Collection entries
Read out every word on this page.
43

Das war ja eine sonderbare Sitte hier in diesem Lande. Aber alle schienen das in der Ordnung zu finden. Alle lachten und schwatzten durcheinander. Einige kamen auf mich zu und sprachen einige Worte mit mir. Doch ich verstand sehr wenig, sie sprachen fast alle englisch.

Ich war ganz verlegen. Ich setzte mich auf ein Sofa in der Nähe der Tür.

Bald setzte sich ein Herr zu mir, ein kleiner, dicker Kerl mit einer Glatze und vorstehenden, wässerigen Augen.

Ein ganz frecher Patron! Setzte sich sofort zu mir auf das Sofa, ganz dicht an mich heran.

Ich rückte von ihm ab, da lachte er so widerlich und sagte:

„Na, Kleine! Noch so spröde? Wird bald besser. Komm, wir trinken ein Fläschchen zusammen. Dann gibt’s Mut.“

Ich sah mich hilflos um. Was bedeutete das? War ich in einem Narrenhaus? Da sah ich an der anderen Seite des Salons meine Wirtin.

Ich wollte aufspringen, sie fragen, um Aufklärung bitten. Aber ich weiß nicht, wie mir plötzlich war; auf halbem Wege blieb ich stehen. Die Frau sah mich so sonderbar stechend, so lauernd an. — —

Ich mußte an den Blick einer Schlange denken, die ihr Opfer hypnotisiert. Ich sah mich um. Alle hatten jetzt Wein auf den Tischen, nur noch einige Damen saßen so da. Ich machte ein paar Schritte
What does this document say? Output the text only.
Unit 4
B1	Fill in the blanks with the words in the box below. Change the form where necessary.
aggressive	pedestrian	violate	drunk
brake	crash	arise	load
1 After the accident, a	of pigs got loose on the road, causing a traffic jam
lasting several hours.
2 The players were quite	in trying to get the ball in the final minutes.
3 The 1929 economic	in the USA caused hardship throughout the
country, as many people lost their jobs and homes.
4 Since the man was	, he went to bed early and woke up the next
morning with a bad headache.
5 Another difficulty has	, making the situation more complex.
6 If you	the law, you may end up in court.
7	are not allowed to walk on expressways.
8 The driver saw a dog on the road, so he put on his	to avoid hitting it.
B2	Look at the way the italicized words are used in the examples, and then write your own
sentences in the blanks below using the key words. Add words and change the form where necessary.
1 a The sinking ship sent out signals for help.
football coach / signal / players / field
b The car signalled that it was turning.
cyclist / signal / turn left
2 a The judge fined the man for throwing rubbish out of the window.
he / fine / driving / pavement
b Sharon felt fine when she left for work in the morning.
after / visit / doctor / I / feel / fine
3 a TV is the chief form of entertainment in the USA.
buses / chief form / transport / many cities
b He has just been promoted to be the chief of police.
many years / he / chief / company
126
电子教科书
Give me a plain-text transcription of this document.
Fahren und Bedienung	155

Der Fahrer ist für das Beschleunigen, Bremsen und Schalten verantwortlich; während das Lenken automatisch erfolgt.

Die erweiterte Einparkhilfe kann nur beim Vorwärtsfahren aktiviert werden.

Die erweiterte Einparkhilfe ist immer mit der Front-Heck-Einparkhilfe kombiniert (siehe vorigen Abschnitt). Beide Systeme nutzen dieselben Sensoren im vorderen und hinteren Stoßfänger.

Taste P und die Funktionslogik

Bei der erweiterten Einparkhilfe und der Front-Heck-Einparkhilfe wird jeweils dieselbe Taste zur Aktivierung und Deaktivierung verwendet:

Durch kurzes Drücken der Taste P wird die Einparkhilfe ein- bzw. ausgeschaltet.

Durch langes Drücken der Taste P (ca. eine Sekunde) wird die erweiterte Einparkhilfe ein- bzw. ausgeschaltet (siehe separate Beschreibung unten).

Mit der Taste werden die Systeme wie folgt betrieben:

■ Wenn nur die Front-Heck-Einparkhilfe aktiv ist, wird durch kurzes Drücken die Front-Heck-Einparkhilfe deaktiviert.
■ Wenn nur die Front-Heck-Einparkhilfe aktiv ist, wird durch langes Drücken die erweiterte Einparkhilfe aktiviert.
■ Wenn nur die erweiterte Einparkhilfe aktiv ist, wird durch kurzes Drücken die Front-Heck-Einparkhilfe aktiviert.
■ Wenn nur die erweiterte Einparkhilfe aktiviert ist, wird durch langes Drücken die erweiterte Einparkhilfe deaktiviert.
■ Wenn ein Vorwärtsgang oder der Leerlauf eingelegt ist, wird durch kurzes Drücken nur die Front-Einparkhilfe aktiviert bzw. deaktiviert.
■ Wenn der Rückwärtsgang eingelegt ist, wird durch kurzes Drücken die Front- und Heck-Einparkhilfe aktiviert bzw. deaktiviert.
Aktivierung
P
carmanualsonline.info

WHAT TO WORK ON: Give the number of lines in the entries that include the string "einer", and nothing more.

ANSWER TO THIS TASK: 2